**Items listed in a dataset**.
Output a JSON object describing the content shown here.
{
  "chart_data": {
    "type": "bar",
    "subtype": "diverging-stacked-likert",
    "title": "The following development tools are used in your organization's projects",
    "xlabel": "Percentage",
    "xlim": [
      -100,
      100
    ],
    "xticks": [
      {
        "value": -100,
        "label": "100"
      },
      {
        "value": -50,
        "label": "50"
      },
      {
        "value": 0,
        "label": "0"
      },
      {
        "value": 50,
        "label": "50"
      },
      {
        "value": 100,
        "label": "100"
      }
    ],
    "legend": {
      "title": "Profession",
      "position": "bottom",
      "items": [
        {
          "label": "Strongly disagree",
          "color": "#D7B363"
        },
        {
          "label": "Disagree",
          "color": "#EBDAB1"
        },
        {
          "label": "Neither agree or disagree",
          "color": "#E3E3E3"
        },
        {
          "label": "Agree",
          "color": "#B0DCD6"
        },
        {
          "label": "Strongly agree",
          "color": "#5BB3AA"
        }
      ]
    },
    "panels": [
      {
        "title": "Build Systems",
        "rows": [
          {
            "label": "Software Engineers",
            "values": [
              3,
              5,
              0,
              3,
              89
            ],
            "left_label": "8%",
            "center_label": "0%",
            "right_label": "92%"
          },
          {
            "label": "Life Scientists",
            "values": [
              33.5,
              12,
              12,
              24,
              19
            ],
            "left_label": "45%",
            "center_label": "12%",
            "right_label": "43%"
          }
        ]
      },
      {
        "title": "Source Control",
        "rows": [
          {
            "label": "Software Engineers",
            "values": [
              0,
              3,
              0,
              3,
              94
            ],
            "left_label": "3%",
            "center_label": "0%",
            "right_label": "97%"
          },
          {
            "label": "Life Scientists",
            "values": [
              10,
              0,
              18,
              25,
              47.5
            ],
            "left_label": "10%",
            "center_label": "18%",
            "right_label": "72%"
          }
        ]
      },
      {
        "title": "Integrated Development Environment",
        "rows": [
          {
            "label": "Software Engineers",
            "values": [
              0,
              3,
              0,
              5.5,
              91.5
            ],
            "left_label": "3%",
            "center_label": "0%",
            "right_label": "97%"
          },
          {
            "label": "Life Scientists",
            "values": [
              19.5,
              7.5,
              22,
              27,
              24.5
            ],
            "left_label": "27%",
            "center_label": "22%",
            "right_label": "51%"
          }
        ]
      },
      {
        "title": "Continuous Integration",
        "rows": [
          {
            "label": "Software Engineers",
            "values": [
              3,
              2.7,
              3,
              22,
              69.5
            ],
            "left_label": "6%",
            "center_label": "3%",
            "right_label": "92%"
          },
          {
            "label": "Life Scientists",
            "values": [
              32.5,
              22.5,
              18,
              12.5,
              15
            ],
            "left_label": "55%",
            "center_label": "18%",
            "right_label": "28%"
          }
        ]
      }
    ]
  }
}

**What to produce**.
Output all records verbatim.

**Worked solution**.
Output a JSON object describing the content shown here.
{
  "chart_data": {
    "type": "bar",
    "subtype": "diverging-stacked-likert",
    "title": "The following development tools are used in your organization's projects",
    "xlabel": "Percentage",
    "xlim": [
      -100,
      100
    ],
    "xticks": [
      {
        "value": -100,
        "label": "100"
      },
      {
        "value": -50,
        "label": "50"
      },
      {
        "value": 0,
        "label": "0"
      },
      {
        "value": 50,
        "label": "50"
      },
      {
        "value": 100,
        "label": "100"
      }
    ],
    "legend": {
      "title": "Profession",
      "position": "bottom",
      "items": [
        {
          "label": "Strongly disagree",
          "color": "#D7B363"
        },
        {
          "label": "Disagree",
          "color": "#EBDAB1"
        },
        {
          "label": "Neither agree or disagree",
          "color": "#E3E3E3"
        },
        {
          "label": "Agree",
          "color": "#B0DCD6"
        },
        {
          "label": "Strongly agree",
          "color": "#5BB3AA"
        }
      ]
    },
    "panels": [
      {
        "title": "Build Systems",
        "rows": [
          {
            "label": "Software Engineers",
            "values": [
              3,
              5,
              0,
              3,
              89
            ],
            "left_label": "8%",
            "center_label": "0%",
            "right_label": "92%"
          },
          {
            "label": "Life Scientists",
            "values": [
              33.5,
              12,
              12,
              24,
              19
            ],
            "left_label": "45%",
            "center_label": "12%",
            "right_label": "43%"
          }
        ]
      },
      {
        "title": "Source Control",
        "rows": [
          {
            "label": "Software Engineers",
            "values": [
              0,
              3,
              0,
              3,
              94
            ],
            "left_label": "3%",
            "center_label": "0%",
            "right_label": "97%"
          },
          {
            "label": "Life Scientists",
            "values": [
              10,
              0,
              18,
              25,
              47.5
            ],
            "left_label": "10%",
            "center_label": "18%",
            "right_label": "72%"
          }
        ]
      },
      {
        "title": "Integrated Development Environment",
        "rows": [
          {
            "label": "Software Engineers",
            "values": [
              0,
              3,
              0,
              5.5,
              91.5
            ],
            "left_label": "3%",
            "center_label": "0%",
            "right_label": "97%"
          },
          {
            "label": "Life Scientists",
            "values": [
              19.5,
              7.5,
              22,
              27,
              24.5
            ],
            "left_label": "27%",
            "center_label": "22%",
            "right_label": "51%"
          }
        ]
      },
      {
        "title": "Continuous Integration",
        "rows": [
          {
            "label": "Software Engineers",
            "values": [
              3,
              2.7,
              3,
              22,
              69.5
            ],
            "left_label": "6%",
            "center_label": "3%",
            "right_label": "92%"
          },
          {
            "label": "Life Scientists",
            "values": [
              32.5,
              22.5,
              18,
              12.5,
              15
            ],
            "left_label": "55%",
            "center_label": "18%",
            "right_label": "28%"
          }
        ]
      }
    ]
  }
}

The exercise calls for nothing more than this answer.